── Entries

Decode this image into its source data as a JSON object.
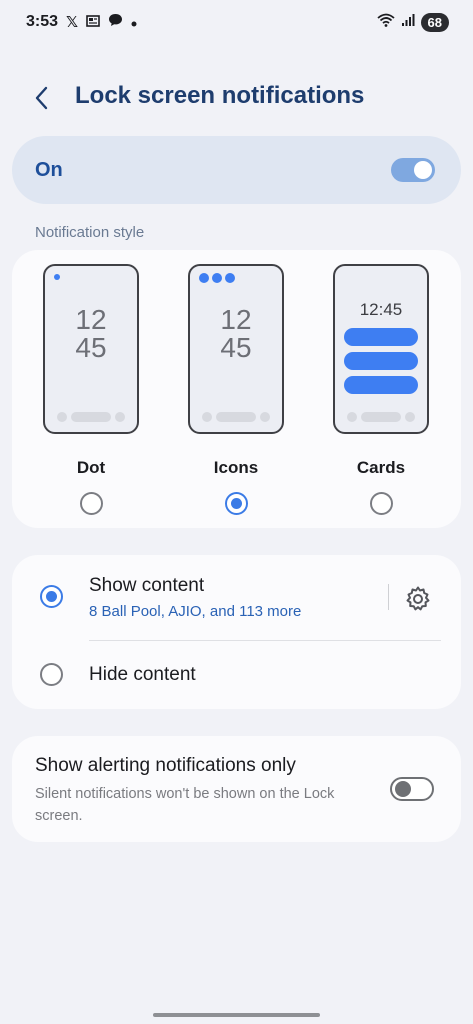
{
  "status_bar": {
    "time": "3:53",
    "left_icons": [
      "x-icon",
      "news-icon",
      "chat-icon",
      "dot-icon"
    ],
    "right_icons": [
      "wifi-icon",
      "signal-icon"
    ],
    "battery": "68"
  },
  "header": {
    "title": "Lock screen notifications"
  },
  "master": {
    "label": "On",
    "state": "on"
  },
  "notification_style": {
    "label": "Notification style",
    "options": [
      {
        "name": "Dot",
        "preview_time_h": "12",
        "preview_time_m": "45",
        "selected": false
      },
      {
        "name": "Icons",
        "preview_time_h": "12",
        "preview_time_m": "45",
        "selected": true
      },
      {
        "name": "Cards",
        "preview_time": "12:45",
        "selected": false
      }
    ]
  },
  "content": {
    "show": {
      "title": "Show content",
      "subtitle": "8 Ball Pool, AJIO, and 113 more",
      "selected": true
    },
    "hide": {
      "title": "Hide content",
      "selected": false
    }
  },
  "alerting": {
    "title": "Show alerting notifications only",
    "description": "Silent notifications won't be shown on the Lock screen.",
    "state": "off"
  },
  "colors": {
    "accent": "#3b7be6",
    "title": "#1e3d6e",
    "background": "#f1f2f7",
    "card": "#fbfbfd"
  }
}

────

[Exercise directions]: Without the pictures, restate each entry exactly.

[Written response]:
Decode this image into its source data as a JSON object.
{
  "status_bar": {
    "time": "3:53",
    "left_icons": [
      "x-icon",
      "news-icon",
      "chat-icon",
      "dot-icon"
    ],
    "right_icons": [
      "wifi-icon",
      "signal-icon"
    ],
    "battery": "68"
  },
  "header": {
    "title": "Lock screen notifications"
  },
  "master": {
    "label": "On",
    "state": "on"
  },
  "notification_style": {
    "label": "Notification style",
    "options": [
      {
        "name": "Dot",
        "preview_time_h": "12",
        "preview_time_m": "45",
        "selected": false
      },
      {
        "name": "Icons",
        "preview_time_h": "12",
        "preview_time_m": "45",
        "selected": true
      },
      {
        "name": "Cards",
        "preview_time": "12:45",
        "selected": false
      }
    ]
  },
  "content": {
    "show": {
      "title": "Show content",
      "subtitle": "8 Ball Pool, AJIO, and 113 more",
      "selected": true
    },
    "hide": {
      "title": "Hide content",
      "selected": false
    }
  },
  "alerting": {
    "title": "Show alerting notifications only",
    "description": "Silent notifications won't be shown on the Lock screen.",
    "state": "off"
  },
  "colors": {
    "accent": "#3b7be6",
    "title": "#1e3d6e",
    "background": "#f1f2f7",
    "card": "#fbfbfd"
  }
}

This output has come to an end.